### Page text
-.-.-

Could you talk a bit more about the ability of people who do not have the financial means to do internships? It seems that one of the big issues is that there is a very small proportion—11%—of working-class journalists, not just at the top of the profession but across it. Also, looking at BAME journalists and the resilience of people remaining in the industry, I find the drop-off rate in the stats that we have today to be quite high. What are the barriers to BAME people staying in the profession? Also, how can we encourage more working-class people to have a sustainable internship or traineeship in the profession?
Will Gore: That is a critical issue for the industry and has been for some time. The positive thing is that there is a far greater recognition of the problem than there was, say, a decade ago.
The NCTJ set up the Journalism Diversity Fund 15 years ago. As you might have heard, we are on a fundraising drive, because we want to help to support more people through diploma courses, essentially so they can do them at any cost and get into work. The truth, if you look at the stats, is that doing a diploma is the best way to get into the sector. There are certainly some parts of the industry that still will not take anyone who does not have an NCTJ diploma. There is that initial cost of training, but there is also the potential cost of work experience and internships.
The picture is not quite as clear-cut as it is sometimes presented. It is true to say that a lot of people undertake unpaid work experience, certainly more than should do. Equally, however, there are plenty of companies that now will not offer work experience placements beyond a couple of weeks, although if they do they are paid. There are also companies that will not offer any work experience that is unpaid, and many of those that offer unpaid placements will pay expenses. I am not underplaying that problem, but it is being addressed up to a point. We are looking at the moment at producing some best practice on work experience and internships to try to hammer home the key messages, because it plainly has been a barrier for some people until now, and indeed at the moment probably still is.

-.-.-

### Required work
1. In the testimony on journalism diversity, transcribe the passage starting with "Could you talk" and going on through "a decade ago.".
2. Decide whether each statement below agrees with the testimony on journalism diversity, and answer yes or no, quoting the deciding words from it: (a) The NCTJ set up the Journalism Diversity Fund 15 years ago. (b) Recognition of the problem is weaker now than it was a decade ago. (c) Many companies that offer unpaid placements pay expenses.

### Given material
-.-.-

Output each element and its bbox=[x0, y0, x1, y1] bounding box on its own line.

-.-.-

### Outputs by task
1.
Could you talk a bit more about the ability of people who do not have the financial means to do internships? It seems that one of the big issues is that there is a very small proportion—11%—of working-class journalists, not just at the top of the profession but across it. Also, looking at BAME journalists and the resilience of people remaining in the industry, I find the drop-off rate in the stats that we have today to be quite high. What are the barriers to BAME people staying in the profession? Also, how can we encourage more working-class people to have a sustainable internship or traineeship in the profession?
Will Gore: That is a critical issue for the industry and has been for some time. The positive thing is that there is a far greater recognition of the problem than there was, say, a decade ago.

2.
(a) Yes: "The NCTJ set up the Journalism Diversity Fund 15 years ago."
(b) No: "there is a far greater recognition of the problem than there was, say, a decade ago."
(c) Yes: "many of those that offer unpaid placements will pay expenses."